▼

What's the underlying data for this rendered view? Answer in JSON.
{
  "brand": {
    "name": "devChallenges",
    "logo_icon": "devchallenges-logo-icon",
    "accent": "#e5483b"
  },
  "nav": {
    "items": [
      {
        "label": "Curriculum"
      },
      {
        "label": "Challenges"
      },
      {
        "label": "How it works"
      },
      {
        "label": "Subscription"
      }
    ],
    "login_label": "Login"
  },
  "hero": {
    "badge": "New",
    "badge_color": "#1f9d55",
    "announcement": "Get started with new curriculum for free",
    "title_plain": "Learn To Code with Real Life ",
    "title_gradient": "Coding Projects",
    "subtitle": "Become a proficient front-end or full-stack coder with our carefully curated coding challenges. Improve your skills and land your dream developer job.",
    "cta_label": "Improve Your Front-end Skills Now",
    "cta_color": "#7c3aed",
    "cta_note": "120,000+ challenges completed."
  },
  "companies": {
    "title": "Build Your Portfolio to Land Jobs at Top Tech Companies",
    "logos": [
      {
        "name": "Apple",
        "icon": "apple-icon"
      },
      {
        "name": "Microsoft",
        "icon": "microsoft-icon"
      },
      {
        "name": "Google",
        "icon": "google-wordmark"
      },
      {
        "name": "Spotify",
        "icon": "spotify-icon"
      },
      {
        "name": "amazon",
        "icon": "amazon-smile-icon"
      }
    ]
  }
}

▲

• _Goal_
Output all of the data again, exactly.

• _Answer to the task_
What's the underlying data for this rendered view? Answer in JSON.
{
  "brand": {
    "name": "devChallenges",
    "logo_icon": "devchallenges-logo-icon",
    "accent": "#e5483b"
  },
  "nav": {
    "items": [
      {
        "label": "Curriculum"
      },
      {
        "label": "Challenges"
      },
      {
        "label": "How it works"
      },
      {
        "label": "Subscription"
      }
    ],
    "login_label": "Login"
  },
  "hero": {
    "badge": "New",
    "badge_color": "#1f9d55",
    "announcement": "Get started with new curriculum for free",
    "title_plain": "Learn To Code with Real Life ",
    "title_gradient": "Coding Projects",
    "subtitle": "Become a proficient front-end or full-stack coder with our carefully curated coding challenges. Improve your skills and land your dream developer job.",
    "cta_label": "Improve Your Front-end Skills Now",
    "cta_color": "#7c3aed",
    "cta_note": "120,000+ challenges completed."
  },
  "companies": {
    "title": "Build Your Portfolio to Land Jobs at Top Tech Companies",
    "logos": [
      {
        "name": "Apple",
        "icon": "apple-icon"
      },
      {
        "name": "Microsoft",
        "icon": "microsoft-icon"
      },
      {
        "name": "Google",
        "icon": "google-wordmark"
      },
      {
        "name": "Spotify",
        "icon": "spotify-icon"
      },
      {
        "name": "amazon",
        "icon": "amazon-smile-icon"
      }
    ]
  }
}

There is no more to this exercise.